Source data
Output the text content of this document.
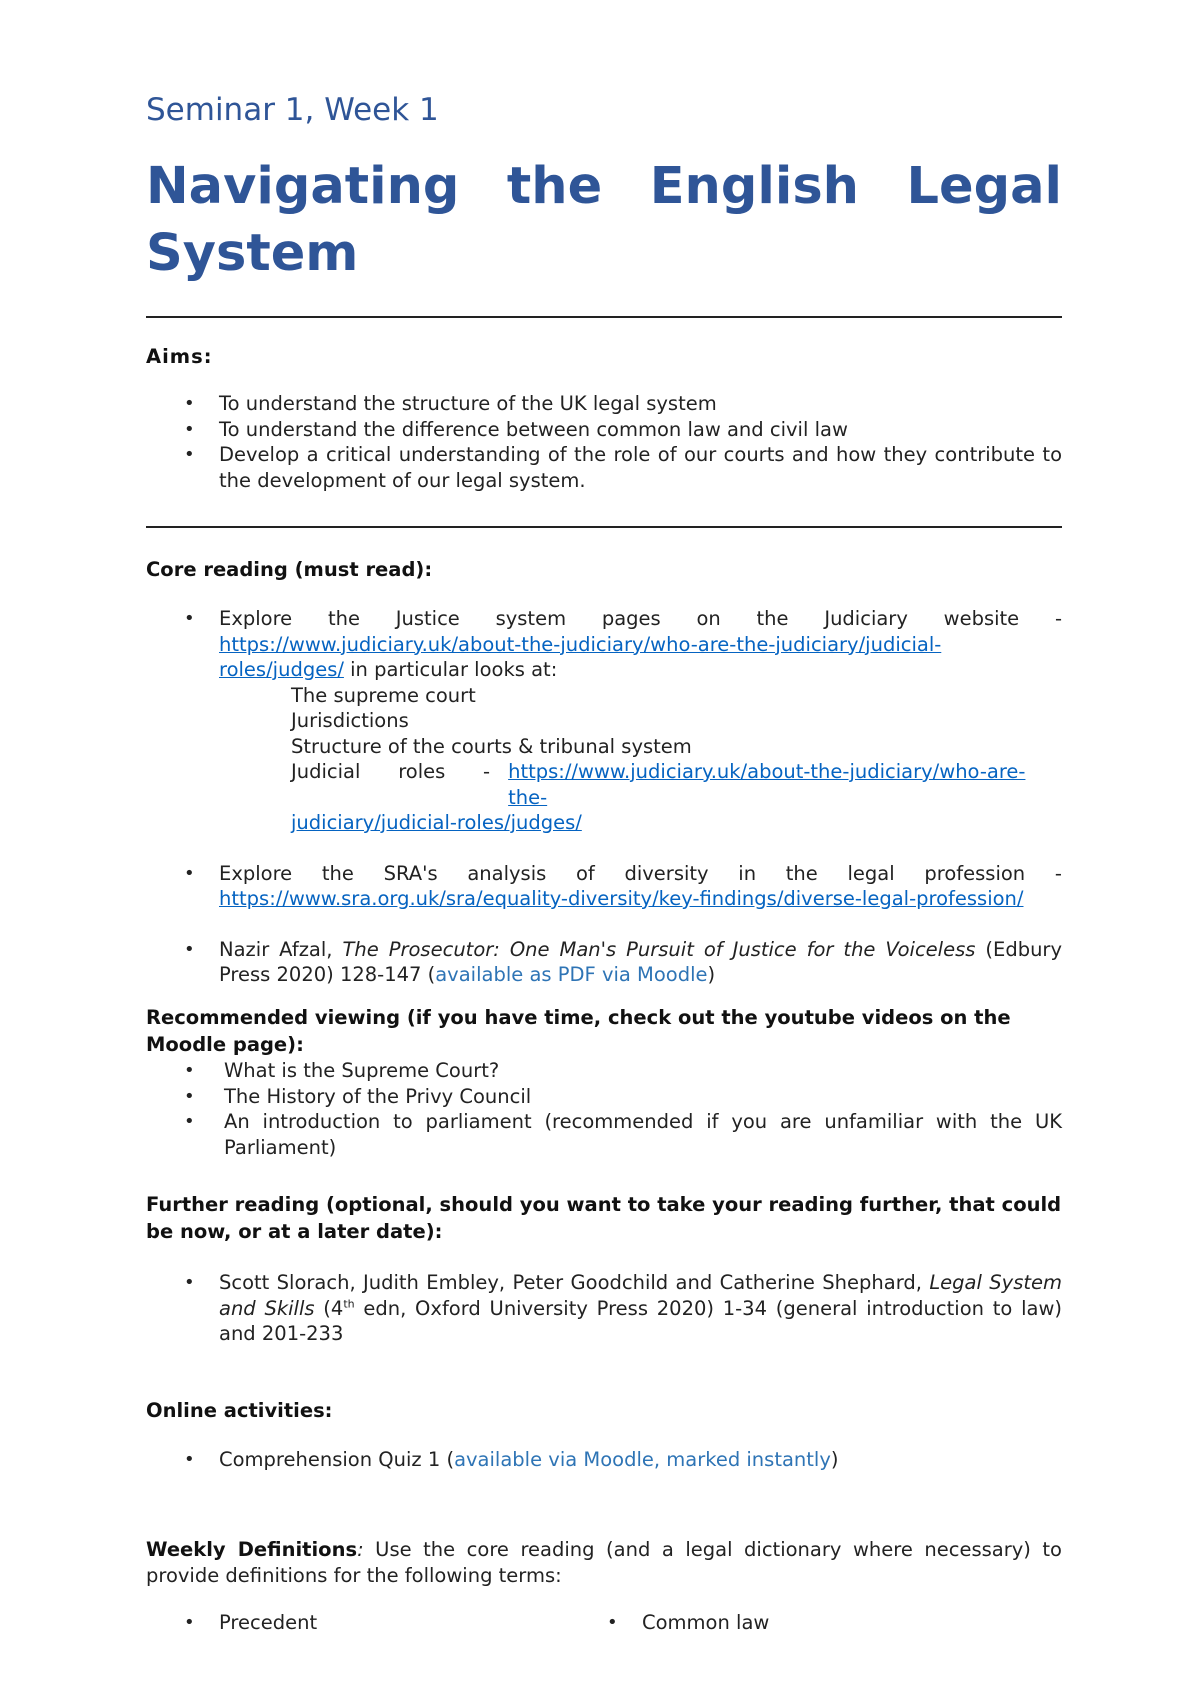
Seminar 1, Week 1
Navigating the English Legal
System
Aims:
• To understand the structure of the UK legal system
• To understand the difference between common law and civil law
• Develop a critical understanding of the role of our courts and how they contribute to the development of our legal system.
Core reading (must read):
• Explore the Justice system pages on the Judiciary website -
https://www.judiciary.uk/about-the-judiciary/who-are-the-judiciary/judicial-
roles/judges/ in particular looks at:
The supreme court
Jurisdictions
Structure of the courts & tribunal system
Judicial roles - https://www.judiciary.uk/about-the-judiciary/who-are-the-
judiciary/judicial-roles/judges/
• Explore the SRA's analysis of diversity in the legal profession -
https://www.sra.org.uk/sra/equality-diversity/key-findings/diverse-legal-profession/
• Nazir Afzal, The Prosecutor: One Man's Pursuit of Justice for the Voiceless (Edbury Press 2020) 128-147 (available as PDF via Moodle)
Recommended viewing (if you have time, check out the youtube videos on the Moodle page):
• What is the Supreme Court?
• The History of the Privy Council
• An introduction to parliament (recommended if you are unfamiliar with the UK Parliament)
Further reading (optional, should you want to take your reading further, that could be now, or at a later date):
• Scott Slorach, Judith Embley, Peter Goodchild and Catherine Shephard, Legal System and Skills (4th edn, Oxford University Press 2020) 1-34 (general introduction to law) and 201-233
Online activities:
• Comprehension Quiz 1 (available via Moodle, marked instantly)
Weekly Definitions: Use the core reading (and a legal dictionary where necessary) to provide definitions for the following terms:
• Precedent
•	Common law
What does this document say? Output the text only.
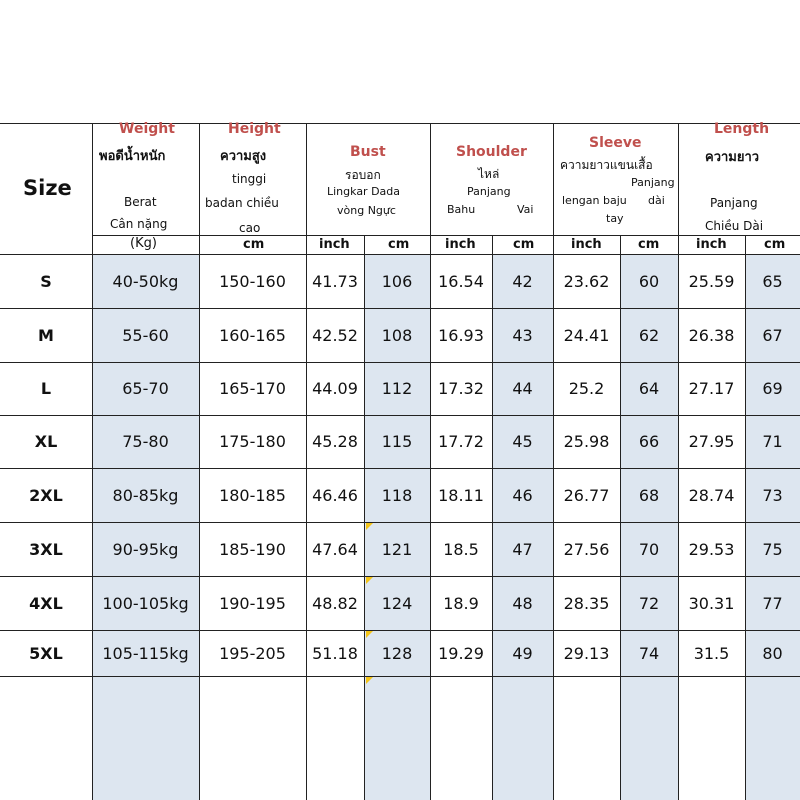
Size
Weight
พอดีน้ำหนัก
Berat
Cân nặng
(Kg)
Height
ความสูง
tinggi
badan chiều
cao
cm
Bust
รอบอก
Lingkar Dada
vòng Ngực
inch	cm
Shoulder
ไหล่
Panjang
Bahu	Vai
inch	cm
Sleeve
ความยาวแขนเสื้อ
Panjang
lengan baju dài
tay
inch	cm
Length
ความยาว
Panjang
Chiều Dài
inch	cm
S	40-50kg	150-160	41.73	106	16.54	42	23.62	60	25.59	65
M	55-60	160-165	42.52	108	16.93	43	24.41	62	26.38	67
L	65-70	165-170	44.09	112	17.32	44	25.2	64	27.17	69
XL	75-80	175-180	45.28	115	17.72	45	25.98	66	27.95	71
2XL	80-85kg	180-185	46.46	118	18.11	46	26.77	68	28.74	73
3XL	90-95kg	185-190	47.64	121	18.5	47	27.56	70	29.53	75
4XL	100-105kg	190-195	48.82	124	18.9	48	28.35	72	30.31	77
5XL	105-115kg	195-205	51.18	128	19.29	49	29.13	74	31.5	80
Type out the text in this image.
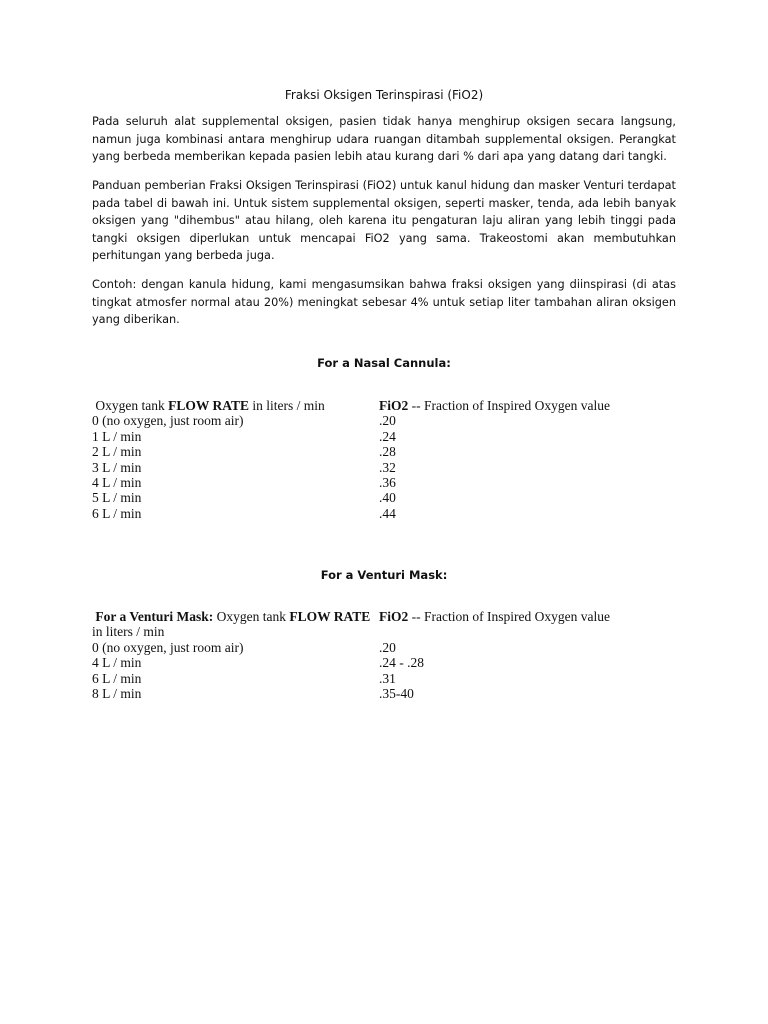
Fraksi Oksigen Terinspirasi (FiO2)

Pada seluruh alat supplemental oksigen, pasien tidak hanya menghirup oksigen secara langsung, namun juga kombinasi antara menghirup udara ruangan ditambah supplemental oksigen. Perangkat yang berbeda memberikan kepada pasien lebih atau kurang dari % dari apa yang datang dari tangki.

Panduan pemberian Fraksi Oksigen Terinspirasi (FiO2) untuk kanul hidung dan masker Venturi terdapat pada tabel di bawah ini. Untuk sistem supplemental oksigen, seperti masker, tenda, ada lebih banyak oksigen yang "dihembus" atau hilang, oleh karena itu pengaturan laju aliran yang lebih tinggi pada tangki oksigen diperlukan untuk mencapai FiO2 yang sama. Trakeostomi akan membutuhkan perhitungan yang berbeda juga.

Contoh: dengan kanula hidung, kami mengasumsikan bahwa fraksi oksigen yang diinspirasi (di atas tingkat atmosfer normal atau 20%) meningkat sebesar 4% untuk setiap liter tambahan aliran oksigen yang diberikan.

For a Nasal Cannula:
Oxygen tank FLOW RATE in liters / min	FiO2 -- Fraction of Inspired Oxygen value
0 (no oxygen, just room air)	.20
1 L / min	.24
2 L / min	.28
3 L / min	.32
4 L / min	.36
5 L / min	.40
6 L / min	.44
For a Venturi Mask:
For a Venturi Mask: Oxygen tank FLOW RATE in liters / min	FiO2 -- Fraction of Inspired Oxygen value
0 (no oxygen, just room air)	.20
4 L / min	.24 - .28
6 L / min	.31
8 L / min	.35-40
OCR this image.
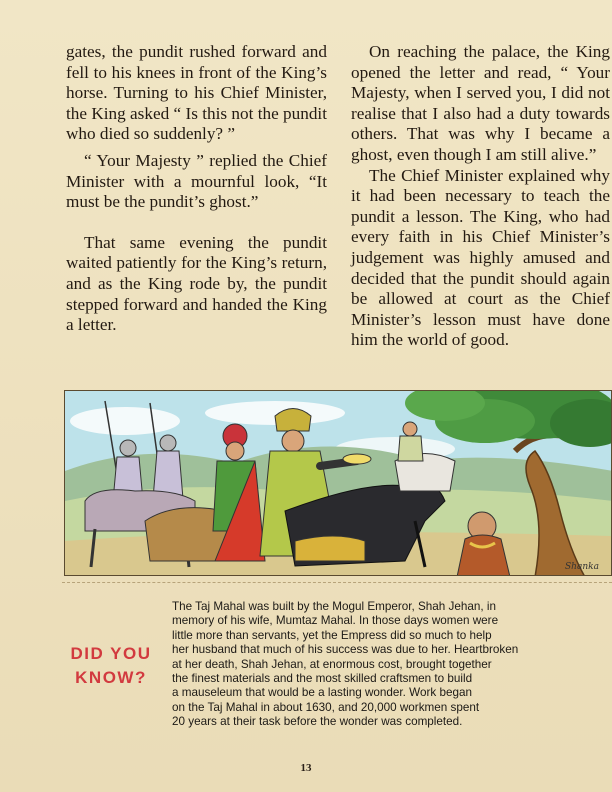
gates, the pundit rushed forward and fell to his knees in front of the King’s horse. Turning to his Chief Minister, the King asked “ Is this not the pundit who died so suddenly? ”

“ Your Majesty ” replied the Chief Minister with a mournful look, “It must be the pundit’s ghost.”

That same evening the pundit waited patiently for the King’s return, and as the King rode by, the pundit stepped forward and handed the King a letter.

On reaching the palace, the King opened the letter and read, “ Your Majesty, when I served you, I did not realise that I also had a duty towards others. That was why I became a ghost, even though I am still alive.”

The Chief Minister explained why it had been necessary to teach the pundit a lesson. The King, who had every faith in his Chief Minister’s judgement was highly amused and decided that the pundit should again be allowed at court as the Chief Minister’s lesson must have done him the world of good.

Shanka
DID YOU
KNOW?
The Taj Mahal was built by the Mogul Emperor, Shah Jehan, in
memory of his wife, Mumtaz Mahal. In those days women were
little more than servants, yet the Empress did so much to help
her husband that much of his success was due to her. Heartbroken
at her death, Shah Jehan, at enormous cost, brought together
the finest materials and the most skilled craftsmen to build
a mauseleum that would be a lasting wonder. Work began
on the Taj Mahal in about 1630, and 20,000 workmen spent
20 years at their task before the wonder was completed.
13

Given exercise
Every record above should be written out again without change, except that the pictures are left out.

Worked answer
Output the text content of this document.
Seminar 1, Week 1
Navigating the English Legal
System
Aims:
• To understand the structure of the UK legal system
• To understand the difference between common law and civil law
• Develop a critical understanding of the role of our courts and how they contribute to the development of our legal system.
Core reading (must read):
• Explore the Justice system pages on the Judiciary website -
https://www.judiciary.uk/about-the-judiciary/who-are-the-judiciary/judicial-
roles/judges/ in particular looks at:
The supreme court
Jurisdictions
Structure of the courts & tribunal system
Judicial roles - https://www.judiciary.uk/about-the-judiciary/who-are-the-
judiciary/judicial-roles/judges/
• Explore the SRA's analysis of diversity in the legal profession -
https://www.sra.org.uk/sra/equality-diversity/key-findings/diverse-legal-profession/
• Nazir Afzal, The Prosecutor: One Man's Pursuit of Justice for the Voiceless (Edbury Press 2020) 128-147 (available as PDF via Moodle)
Recommended viewing (if you have time, check out the youtube videos on the Moodle page):
• What is the Supreme Court?
• The History of the Privy Council
• An introduction to parliament (recommended if you are unfamiliar with the UK Parliament)
Further reading (optional, should you want to take your reading further, that could be now, or at a later date):
• Scott Slorach, Judith Embley, Peter Goodchild and Catherine Shephard, Legal System and Skills (4th edn, Oxford University Press 2020) 1-34 (general introduction to law) and 201-233
Online activities:
• Comprehension Quiz 1 (available via Moodle, marked instantly)
Weekly Definitions: Use the core reading (and a legal dictionary where necessary) to provide definitions for the following terms:
• Precedent
•	Common law
What does this document say? Output the text only.
Size
Weight
พอดีน้ำหนัก
Berat
Cân nặng
(Kg)
Height
ความสูง
tinggi
badan chiều
cao
cm
Bust
รอบอก
Lingkar Dada
vòng Ngực
inch	cm
Shoulder
ไหล่
Panjang
Bahu	Vai
inch	cm
Sleeve
ความยาวแขนเสื้อ
Panjang
lengan baju dài
tay
inch	cm
Length
ความยาว
Panjang
Chiều Dài
inch	cm
S	40-50kg	150-160	41.73	106	16.54	42	23.62	60	25.59	65
M	55-60	160-165	42.52	108	16.93	43	24.41	62	26.38	67
L	65-70	165-170	44.09	112	17.32	44	25.2	64	27.17	69
XL	75-80	175-180	45.28	115	17.72	45	25.98	66	27.95	71
2XL	80-85kg	180-185	46.46	118	18.11	46	26.77	68	28.74	73
3XL	90-95kg	185-190	47.64	121	18.5	47	27.56	70	29.53	75
4XL	100-105kg	190-195	48.82	124	18.9	48	28.35	72	30.31	77
5XL	105-115kg	195-205	51.18	128	19.29	49	29.13	74	31.5	80
Type out the text in this image.
Fraksi Oksigen Terinspirasi (FiO2)

Pada seluruh alat supplemental oksigen, pasien tidak hanya menghirup oksigen secara langsung, namun juga kombinasi antara menghirup udara ruangan ditambah supplemental oksigen. Perangkat yang berbeda memberikan kepada pasien lebih atau kurang dari % dari apa yang datang dari tangki.

Panduan pemberian Fraksi Oksigen Terinspirasi (FiO2) untuk kanul hidung dan masker Venturi terdapat pada tabel di bawah ini. Untuk sistem supplemental oksigen, seperti masker, tenda, ada lebih banyak oksigen yang "dihembus" atau hilang, oleh karena itu pengaturan laju aliran yang lebih tinggi pada tangki oksigen diperlukan untuk mencapai FiO2 yang sama. Trakeostomi akan membutuhkan perhitungan yang berbeda juga.

Contoh: dengan kanula hidung, kami mengasumsikan bahwa fraksi oksigen yang diinspirasi (di atas tingkat atmosfer normal atau 20%) meningkat sebesar 4% untuk setiap liter tambahan aliran oksigen yang diberikan.

For a Nasal Cannula:
Oxygen tank FLOW RATE in liters / min	FiO2 -- Fraction of Inspired Oxygen value
0 (no oxygen, just room air)	.20
1 L / min	.24
2 L / min	.28
3 L / min	.32
4 L / min	.36
5 L / min	.40
6 L / min	.44
For a Venturi Mask:
For a Venturi Mask: Oxygen tank FLOW RATE in liters / min	FiO2 -- Fraction of Inspired Oxygen value
0 (no oxygen, just room air)	.20
4 L / min	.24 - .28
6 L / min	.31
8 L / min	.35-40
OCR this image.
gates, the pundit rushed forward and fell to his knees in front of the King’s horse. Turning to his Chief Minister, the King asked “ Is this not the pundit who died so suddenly? ”

“ Your Majesty ” replied the Chief Minister with a mournful look, “It must be the pundit’s ghost.”

That same evening the pundit waited patiently for the King’s return, and as the King rode by, the pundit stepped forward and handed the King a letter.

On reaching the palace, the King opened the letter and read, “ Your Majesty, when I served you, I did not realise that I also had a duty towards others. That was why I became a ghost, even though I am still alive.”

The Chief Minister explained why it had been necessary to teach the pundit a lesson. The King, who had every faith in his Chief Minister’s judgement was highly amused and decided that the pundit should again be allowed at court as the Chief Minister’s lesson must have done him the world of good.

Shanka
DID YOU
KNOW?
The Taj Mahal was built by the Mogul Emperor, Shah Jehan, in
memory of his wife, Mumtaz Mahal. In those days women were
little more than servants, yet the Empress did so much to help
her husband that much of his success was due to her. Heartbroken
at her death, Shah Jehan, at enormous cost, brought together
the finest materials and the most skilled craftsmen to build
a mauseleum that would be a lasting wonder. Work began
on the Taj Mahal in about 1630, and 20,000 workmen spent
20 years at their task before the wonder was completed.
13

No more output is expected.